WORK TO DO:
Identify the lines that include the word "status", then copy all of them.

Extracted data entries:
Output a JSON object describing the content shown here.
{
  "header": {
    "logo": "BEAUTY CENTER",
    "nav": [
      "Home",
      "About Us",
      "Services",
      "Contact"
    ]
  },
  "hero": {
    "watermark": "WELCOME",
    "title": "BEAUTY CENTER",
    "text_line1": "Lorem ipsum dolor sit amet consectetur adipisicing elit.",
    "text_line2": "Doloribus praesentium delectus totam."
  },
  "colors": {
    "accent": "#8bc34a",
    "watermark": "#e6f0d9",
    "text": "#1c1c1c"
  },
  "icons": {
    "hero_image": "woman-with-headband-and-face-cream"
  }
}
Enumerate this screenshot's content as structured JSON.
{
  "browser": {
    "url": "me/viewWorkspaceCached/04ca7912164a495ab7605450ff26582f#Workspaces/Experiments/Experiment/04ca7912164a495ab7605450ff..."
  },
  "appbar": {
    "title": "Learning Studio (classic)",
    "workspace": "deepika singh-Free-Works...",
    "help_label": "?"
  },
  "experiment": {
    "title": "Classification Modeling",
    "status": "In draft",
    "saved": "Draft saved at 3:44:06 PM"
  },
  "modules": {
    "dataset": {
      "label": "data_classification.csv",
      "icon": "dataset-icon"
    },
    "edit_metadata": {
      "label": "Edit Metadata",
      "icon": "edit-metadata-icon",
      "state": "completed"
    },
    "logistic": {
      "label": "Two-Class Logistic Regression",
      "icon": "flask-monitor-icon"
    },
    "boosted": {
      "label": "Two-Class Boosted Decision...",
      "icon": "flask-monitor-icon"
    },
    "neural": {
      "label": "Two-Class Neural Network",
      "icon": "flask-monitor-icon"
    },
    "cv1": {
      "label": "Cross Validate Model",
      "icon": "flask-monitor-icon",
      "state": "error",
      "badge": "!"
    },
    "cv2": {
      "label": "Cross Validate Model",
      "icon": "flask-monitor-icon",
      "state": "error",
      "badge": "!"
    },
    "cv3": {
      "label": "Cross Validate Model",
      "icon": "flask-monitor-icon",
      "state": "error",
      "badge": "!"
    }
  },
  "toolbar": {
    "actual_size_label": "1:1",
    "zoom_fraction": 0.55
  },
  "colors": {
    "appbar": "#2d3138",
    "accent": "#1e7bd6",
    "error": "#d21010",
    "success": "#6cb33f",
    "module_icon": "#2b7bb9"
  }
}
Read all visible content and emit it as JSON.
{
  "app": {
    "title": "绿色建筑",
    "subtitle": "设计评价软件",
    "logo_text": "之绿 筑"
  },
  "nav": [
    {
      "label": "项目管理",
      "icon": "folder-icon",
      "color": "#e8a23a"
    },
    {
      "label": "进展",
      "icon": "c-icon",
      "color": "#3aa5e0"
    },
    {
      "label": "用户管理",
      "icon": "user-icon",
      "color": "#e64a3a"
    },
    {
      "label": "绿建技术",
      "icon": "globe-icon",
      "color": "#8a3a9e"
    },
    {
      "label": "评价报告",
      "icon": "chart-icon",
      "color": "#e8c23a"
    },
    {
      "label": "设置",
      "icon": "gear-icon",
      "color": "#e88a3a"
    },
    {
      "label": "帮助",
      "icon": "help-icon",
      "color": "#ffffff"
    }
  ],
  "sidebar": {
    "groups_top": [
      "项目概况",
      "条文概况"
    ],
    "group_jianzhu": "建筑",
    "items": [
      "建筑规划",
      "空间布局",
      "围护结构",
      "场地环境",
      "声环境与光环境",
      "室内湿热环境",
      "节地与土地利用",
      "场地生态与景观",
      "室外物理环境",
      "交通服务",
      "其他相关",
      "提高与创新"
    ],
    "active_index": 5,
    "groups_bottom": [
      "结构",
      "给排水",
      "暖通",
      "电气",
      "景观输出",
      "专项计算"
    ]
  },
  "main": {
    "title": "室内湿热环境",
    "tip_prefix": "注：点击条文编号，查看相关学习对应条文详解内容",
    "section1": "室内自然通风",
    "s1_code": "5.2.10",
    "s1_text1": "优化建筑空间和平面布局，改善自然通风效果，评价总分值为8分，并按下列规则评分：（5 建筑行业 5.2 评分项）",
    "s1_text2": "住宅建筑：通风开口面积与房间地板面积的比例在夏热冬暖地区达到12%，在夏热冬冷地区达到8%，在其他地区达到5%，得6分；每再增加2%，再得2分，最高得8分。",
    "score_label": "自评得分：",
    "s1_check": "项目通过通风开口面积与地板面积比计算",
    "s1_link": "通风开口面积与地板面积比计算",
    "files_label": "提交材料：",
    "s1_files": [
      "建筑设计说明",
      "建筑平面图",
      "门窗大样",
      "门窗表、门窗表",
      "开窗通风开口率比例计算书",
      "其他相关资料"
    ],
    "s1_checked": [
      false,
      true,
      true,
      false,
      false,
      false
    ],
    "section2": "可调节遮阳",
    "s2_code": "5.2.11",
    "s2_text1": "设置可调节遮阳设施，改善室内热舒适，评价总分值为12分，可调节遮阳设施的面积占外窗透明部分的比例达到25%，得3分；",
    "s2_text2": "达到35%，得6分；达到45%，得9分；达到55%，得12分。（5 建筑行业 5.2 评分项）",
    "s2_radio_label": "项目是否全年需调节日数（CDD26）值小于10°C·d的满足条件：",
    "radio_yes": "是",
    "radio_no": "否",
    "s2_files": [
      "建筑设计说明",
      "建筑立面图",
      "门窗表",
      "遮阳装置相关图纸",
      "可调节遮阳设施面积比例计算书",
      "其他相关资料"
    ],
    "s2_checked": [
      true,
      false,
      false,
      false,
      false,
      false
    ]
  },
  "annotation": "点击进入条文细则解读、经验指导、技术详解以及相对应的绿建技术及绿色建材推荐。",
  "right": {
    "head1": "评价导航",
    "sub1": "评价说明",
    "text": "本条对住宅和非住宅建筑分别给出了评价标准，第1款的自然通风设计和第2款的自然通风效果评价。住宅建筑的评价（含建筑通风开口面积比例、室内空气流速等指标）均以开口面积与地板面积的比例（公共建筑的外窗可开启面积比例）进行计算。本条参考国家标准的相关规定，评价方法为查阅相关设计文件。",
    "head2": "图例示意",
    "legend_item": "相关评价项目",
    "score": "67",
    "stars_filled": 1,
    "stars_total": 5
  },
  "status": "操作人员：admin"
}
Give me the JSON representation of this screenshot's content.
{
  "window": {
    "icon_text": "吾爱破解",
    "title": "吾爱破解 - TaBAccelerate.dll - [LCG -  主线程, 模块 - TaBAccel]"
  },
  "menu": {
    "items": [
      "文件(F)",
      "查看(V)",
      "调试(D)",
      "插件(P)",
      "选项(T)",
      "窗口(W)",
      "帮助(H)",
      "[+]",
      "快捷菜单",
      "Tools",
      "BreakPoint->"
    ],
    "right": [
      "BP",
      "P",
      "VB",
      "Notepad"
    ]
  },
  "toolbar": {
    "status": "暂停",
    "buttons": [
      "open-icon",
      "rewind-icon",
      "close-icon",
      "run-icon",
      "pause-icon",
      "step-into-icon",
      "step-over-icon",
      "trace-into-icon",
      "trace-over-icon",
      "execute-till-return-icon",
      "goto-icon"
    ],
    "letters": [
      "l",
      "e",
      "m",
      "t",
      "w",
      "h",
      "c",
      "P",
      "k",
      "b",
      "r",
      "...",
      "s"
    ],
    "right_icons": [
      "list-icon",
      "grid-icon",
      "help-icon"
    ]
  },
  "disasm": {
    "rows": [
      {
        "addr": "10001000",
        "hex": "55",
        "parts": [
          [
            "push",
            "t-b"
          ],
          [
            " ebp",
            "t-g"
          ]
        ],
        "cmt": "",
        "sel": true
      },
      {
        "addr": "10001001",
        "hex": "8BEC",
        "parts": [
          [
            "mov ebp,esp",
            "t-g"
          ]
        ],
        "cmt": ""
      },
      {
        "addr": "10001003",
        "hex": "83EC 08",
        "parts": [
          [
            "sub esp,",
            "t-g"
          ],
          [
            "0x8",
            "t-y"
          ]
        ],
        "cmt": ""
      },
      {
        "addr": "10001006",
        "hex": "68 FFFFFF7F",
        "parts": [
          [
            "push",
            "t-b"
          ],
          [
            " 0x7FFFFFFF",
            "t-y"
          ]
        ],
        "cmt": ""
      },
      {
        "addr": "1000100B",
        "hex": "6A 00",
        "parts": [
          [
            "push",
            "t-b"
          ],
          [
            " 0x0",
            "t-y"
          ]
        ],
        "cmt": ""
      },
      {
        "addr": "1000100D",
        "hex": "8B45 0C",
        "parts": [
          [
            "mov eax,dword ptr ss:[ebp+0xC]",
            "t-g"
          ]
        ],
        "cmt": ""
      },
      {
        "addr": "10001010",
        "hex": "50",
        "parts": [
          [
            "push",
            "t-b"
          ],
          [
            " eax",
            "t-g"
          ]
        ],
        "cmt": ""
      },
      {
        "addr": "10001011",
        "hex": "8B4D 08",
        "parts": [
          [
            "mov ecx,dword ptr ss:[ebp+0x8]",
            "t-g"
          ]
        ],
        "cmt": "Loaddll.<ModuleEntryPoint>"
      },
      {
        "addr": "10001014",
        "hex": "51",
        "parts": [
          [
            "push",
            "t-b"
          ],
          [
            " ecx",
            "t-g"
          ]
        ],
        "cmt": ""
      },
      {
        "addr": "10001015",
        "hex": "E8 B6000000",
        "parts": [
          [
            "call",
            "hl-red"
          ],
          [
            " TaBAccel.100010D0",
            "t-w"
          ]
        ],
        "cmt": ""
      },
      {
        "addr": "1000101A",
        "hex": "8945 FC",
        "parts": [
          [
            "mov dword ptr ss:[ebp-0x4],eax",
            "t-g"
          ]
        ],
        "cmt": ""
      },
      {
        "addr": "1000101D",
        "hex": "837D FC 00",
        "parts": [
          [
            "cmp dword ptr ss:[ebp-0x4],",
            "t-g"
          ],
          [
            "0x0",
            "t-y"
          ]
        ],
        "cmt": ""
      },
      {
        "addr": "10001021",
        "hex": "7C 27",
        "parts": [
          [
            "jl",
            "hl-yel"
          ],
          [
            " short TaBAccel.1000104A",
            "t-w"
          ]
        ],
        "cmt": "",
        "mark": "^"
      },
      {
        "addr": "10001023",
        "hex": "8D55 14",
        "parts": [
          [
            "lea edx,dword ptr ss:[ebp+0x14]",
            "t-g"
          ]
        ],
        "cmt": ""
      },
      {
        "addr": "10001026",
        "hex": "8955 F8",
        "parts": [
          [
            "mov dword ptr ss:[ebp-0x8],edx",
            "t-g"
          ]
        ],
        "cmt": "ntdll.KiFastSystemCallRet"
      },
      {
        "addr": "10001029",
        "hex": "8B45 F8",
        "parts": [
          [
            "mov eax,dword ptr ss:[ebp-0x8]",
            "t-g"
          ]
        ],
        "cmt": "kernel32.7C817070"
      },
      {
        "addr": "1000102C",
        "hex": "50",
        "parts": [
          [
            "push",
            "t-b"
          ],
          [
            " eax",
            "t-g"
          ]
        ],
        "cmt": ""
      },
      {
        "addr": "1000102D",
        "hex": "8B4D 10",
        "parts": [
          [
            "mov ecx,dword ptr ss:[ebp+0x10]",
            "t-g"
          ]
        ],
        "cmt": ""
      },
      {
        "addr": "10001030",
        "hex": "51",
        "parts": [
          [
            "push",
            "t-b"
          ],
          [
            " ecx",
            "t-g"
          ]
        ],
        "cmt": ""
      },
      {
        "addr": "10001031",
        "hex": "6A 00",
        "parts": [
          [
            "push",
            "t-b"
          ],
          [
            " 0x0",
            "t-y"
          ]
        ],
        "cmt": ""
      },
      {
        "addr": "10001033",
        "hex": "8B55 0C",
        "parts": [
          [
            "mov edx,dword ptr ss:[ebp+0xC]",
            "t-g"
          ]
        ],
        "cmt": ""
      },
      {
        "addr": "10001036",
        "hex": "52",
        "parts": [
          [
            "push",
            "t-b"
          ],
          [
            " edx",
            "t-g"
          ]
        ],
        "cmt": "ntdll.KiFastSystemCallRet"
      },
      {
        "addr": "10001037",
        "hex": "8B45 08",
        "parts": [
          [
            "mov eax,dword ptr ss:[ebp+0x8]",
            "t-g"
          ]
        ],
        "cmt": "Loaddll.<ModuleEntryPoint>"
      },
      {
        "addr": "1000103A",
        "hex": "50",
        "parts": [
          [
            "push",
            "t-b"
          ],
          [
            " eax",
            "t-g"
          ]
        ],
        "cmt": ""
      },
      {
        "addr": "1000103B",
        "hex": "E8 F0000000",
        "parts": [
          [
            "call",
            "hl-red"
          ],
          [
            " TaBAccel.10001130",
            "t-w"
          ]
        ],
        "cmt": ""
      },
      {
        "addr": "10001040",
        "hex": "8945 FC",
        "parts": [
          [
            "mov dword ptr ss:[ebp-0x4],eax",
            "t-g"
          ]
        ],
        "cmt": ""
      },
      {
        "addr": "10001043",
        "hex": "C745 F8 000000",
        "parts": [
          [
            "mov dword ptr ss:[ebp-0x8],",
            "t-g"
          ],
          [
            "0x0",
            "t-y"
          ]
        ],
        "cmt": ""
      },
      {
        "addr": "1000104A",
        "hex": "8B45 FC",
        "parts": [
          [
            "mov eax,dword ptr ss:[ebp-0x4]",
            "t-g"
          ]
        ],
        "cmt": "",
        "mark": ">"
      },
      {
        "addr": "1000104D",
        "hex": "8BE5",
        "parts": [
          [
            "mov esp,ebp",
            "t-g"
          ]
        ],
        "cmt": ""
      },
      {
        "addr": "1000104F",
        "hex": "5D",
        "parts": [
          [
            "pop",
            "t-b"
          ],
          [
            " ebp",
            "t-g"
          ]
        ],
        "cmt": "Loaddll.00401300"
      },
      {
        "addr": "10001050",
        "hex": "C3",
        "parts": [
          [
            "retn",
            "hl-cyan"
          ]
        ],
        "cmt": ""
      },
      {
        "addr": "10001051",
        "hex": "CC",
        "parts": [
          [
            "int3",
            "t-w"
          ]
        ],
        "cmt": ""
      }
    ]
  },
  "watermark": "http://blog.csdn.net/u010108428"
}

RESULT OF THIS TASK:
    "status": "In draft",
  "status": "操作人员：admin"
    "status": "暂停",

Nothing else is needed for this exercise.